PROBLEMA A RESOLVER
Modifique los registros desde el comienzo hasta la línea que contiene "- Text: using", ambas incluidas, sustituyendo "equation" por "formula" y sin alterar nada más. Reproduzca únicamente esas líneas.

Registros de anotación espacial
○ ○ ○ ○ ○

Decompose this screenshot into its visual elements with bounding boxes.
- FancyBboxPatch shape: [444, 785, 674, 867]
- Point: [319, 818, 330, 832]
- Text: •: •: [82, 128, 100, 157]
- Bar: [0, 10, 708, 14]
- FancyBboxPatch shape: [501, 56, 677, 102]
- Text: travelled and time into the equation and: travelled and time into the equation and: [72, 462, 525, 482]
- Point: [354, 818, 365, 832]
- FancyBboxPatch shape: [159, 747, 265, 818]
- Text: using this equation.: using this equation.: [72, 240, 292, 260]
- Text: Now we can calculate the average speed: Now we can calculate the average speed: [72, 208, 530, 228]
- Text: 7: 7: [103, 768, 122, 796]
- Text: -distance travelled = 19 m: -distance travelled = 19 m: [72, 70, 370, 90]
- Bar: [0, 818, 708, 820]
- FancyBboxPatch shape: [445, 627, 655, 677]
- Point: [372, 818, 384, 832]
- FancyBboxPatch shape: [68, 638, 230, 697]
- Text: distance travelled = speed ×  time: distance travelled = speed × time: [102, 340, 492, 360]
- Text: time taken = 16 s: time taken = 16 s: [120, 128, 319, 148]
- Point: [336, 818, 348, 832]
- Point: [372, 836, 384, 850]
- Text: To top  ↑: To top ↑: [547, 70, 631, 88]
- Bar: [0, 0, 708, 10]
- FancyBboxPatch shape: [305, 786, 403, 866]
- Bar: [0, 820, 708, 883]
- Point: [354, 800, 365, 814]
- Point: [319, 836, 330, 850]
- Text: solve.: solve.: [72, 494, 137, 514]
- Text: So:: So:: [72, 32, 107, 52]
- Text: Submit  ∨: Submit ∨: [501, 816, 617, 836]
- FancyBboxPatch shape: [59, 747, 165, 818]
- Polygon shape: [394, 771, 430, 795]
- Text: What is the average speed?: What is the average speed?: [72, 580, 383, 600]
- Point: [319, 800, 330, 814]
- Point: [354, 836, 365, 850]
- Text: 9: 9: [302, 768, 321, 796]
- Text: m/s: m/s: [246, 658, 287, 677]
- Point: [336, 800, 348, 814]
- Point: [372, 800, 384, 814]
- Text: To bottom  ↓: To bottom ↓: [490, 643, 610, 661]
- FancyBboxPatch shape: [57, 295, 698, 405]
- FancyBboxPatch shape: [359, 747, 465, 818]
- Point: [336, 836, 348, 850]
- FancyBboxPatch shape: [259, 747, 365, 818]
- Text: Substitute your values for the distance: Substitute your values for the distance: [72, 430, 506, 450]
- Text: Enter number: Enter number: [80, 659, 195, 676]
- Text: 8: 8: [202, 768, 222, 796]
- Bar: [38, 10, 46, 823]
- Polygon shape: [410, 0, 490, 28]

○ ○ ○ ○ ○

SOLUCIÓN DEL EJERCICIO
Decompose this screenshot into its visual elements with bounding boxes.
- FancyBboxPatch shape: [444, 785, 674, 867]
- Point: [319, 818, 330, 832]
- Text: •: •: [82, 128, 100, 157]
- Bar: [0, 10, 708, 14]
- FancyBboxPatch shape: [501, 56, 677, 102]
- Text: travelled and time into the formula and: travelled and time into the formula and: [72, 462, 525, 482]
- Point: [354, 818, 365, 832]
- FancyBboxPatch shape: [159, 747, 265, 818]
- Text: using this formula.: using this formula.: [72, 240, 292, 260]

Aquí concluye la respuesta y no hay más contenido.